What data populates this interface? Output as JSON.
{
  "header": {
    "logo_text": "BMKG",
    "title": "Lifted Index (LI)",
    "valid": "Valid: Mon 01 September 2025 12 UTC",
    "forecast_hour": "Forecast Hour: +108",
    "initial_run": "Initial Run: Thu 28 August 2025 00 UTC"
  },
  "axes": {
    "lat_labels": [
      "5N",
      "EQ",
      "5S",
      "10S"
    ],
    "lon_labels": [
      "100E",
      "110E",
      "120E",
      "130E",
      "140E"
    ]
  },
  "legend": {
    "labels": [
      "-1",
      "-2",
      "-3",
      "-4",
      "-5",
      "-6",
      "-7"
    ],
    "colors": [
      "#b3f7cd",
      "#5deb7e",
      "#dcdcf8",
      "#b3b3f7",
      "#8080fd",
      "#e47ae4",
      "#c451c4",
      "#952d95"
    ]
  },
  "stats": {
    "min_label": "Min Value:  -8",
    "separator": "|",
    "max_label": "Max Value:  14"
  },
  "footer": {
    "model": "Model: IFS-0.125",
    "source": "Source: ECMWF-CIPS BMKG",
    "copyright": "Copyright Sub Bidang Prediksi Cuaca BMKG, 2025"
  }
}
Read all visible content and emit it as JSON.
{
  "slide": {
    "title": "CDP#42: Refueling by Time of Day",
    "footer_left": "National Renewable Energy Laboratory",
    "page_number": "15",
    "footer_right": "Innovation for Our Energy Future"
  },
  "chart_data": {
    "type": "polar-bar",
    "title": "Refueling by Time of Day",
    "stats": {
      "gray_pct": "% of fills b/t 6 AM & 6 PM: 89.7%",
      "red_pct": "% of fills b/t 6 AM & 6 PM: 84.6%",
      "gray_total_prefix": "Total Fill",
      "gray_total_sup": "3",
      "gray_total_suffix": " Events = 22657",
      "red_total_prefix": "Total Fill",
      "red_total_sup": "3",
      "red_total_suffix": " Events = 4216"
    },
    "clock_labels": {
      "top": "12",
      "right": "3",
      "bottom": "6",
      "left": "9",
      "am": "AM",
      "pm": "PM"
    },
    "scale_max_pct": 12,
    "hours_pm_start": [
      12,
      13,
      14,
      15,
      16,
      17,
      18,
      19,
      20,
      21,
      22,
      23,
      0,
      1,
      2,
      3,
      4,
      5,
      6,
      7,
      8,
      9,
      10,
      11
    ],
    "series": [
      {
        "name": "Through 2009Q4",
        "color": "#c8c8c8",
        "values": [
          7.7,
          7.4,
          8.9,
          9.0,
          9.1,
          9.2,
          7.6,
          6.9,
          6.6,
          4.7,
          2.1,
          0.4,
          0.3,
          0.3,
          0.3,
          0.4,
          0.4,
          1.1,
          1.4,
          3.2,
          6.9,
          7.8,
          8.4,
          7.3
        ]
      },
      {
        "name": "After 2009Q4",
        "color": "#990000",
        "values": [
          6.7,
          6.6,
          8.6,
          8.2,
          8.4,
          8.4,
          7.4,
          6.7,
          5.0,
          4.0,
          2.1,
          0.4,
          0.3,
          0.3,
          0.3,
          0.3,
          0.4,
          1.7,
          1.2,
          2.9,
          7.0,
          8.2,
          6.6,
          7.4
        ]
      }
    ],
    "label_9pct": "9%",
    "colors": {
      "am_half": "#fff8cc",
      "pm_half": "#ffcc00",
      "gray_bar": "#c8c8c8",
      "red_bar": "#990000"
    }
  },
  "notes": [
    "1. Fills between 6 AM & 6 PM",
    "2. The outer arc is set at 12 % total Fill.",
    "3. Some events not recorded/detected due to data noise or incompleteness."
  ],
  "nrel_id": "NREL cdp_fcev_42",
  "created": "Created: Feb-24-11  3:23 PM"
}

+---+

- TASK BRIEF
Each line in the entries above that includes the string "BMKG" should be extracted.

- COMPLETED EXERCISE
    "logo_text": "BMKG",
    "source": "Source: ECMWF-CIPS BMKG",
    "copyright": "Copyright Sub Bidang Prediksi Cuaca BMKG, 2025"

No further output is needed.